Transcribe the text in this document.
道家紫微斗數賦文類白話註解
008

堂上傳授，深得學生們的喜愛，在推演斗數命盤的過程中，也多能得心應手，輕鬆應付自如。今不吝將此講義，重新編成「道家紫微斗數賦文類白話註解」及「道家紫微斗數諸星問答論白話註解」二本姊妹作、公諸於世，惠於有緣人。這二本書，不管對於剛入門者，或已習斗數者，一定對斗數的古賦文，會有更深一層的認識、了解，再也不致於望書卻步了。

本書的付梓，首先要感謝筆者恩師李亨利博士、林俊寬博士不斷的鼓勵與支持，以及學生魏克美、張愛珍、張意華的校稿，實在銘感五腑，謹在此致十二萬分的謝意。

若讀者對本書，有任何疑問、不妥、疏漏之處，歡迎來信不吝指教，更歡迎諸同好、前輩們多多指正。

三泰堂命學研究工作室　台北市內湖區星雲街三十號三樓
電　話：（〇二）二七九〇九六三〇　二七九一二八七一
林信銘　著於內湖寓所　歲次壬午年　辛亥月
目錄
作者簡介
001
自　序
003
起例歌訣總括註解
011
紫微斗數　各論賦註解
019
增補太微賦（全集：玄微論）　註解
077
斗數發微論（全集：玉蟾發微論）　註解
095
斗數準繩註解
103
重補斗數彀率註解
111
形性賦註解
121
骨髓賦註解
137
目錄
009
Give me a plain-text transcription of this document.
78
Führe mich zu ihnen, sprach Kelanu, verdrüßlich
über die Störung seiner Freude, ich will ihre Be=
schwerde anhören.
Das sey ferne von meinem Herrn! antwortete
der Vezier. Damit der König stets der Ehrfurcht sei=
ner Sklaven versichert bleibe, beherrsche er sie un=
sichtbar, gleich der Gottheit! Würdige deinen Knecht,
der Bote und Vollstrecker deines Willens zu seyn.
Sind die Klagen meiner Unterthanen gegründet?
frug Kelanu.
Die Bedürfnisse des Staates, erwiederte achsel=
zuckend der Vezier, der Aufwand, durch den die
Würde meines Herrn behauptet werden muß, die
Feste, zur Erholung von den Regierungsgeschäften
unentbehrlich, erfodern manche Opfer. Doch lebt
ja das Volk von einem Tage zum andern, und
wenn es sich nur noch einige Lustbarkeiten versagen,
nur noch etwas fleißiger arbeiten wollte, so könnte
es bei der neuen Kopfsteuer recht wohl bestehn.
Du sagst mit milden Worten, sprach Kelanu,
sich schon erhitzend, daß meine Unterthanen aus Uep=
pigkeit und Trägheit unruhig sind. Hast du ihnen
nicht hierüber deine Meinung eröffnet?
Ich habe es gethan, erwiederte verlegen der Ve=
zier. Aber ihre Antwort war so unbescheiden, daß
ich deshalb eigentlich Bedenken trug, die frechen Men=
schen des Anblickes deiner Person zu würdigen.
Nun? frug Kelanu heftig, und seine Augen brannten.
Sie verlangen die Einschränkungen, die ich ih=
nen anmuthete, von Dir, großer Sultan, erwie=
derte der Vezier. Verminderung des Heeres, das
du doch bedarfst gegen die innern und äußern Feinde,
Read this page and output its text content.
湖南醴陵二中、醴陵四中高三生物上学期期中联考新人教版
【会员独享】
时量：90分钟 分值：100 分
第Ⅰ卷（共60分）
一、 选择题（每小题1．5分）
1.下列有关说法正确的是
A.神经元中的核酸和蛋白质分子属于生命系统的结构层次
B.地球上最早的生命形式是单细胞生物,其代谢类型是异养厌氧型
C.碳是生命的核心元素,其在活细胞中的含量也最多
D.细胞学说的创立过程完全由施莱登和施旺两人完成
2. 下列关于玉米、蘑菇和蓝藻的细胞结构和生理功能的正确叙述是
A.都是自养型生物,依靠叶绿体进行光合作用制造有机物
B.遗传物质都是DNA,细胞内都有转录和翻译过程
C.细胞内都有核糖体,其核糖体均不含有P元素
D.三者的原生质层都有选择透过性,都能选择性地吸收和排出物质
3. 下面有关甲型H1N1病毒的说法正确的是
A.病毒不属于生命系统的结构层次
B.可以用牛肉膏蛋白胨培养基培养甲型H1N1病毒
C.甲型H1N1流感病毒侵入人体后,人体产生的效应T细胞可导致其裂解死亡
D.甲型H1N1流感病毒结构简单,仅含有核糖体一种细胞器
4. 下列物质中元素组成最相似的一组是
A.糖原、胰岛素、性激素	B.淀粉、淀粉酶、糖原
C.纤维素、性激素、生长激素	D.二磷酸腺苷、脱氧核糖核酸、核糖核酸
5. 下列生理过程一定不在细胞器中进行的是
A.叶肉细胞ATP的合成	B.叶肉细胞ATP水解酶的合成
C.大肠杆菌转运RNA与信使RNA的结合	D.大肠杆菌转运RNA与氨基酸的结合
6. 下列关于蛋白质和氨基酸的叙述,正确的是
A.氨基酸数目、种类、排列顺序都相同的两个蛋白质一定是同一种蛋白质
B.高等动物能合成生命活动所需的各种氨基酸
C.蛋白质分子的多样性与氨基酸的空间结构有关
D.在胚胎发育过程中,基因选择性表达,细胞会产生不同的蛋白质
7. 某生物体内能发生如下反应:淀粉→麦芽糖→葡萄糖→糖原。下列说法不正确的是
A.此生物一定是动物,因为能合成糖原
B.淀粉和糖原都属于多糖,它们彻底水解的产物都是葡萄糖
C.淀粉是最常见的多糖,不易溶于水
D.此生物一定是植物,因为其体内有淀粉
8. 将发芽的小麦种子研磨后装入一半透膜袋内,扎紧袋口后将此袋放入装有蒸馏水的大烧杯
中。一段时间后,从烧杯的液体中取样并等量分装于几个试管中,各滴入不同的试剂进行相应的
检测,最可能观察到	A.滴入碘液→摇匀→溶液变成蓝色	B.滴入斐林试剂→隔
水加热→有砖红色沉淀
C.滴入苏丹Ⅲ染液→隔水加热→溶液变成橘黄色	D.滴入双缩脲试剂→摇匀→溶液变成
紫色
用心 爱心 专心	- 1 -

--*--

### [Your instructions]
Select all lines in the listing above where the word "frug" appears, and show them.

### [Worked answer]
frug Kelanu.
Nun? frug Kelanu heftig, und seine Augen brannten.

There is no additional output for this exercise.